We got back to the dock after our boat trip around 2:45 and not wanting to head right back we asked our friendly tuk tuk driver if there was something else in the area we could do. He said for $15 he could take us on a whole tour loop around the country side, so with nothing else to do we finally took our first tuk tuk tour. We stopped at the one mountain as far as the eye can see and hiked to the top. Mountain is a very exaggerated term but comparatively there was some elevation…..Cambodia is FLAT!!

§ **Provided information**:
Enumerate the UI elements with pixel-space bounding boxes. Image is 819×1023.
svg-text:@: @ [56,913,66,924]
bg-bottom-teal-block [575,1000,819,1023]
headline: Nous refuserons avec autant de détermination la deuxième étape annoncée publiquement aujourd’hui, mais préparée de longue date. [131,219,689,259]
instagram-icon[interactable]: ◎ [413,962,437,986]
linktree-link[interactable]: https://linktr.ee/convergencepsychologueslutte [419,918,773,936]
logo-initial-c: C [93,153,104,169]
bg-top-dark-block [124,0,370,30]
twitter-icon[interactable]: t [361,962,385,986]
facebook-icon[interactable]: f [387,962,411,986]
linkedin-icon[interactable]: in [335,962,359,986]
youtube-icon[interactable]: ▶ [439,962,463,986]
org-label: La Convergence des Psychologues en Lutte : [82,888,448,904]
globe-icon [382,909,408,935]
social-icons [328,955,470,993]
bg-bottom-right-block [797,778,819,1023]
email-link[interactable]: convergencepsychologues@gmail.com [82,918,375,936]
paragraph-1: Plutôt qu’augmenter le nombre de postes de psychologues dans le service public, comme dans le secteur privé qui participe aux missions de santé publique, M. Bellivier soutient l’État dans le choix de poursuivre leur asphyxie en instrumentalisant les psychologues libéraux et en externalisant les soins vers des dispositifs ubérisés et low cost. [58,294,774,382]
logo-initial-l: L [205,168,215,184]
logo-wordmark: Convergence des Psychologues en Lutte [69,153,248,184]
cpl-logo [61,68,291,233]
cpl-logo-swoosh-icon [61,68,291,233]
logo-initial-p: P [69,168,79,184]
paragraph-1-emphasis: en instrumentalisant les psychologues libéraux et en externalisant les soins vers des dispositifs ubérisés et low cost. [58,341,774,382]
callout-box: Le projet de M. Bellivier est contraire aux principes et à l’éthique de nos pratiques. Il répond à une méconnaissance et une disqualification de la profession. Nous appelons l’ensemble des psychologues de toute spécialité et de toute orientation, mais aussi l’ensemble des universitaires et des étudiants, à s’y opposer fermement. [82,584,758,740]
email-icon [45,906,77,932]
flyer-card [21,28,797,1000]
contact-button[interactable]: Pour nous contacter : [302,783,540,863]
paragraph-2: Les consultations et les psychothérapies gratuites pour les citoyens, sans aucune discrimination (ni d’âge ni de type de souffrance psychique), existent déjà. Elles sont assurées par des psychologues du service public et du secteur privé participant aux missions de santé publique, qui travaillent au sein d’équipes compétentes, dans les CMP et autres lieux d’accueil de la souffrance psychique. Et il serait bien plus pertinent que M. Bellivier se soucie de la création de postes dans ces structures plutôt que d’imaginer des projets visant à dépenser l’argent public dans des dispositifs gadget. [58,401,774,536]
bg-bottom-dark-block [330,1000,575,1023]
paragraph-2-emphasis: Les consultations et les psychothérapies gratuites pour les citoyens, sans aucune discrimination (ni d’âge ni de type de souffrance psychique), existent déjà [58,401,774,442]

§ **Written task 1**:
Answer these questions from the Cambodia travel passage:
(a) At about what time did the travelers return to the dock after their boat trip?
(b) What price did the tuk tuk driver give for the tour loop around the countryside?
(c) What did the travelers hike to the top of?
§ **Written task 2**: Echo the part of the Cambodia travel passage starting with "We got back" and going on through "elevation…..Cambodia is FLAT!!".
The material has no connection to the Cambodia travel passage.

§ **Expected output 1**:
(a) Around 2:45.
(b) $15.
(c) The one mountain as far as the eye can see.

§ **Expected output 2**:
We got back to the dock after our boat trip around 2:45 and not wanting to head right back we asked our friendly tuk tuk driver if there was something else in the area we could do. He said for $15 he could take us on a whole tour loop around the country side, so with nothing else to do we finally took our first tuk tuk tour. We stopped at the one mountain as far as the eye can see and hiked to the top. Mountain is a very exaggerated term but comparatively there was some elevation…..Cambodia is FLAT!!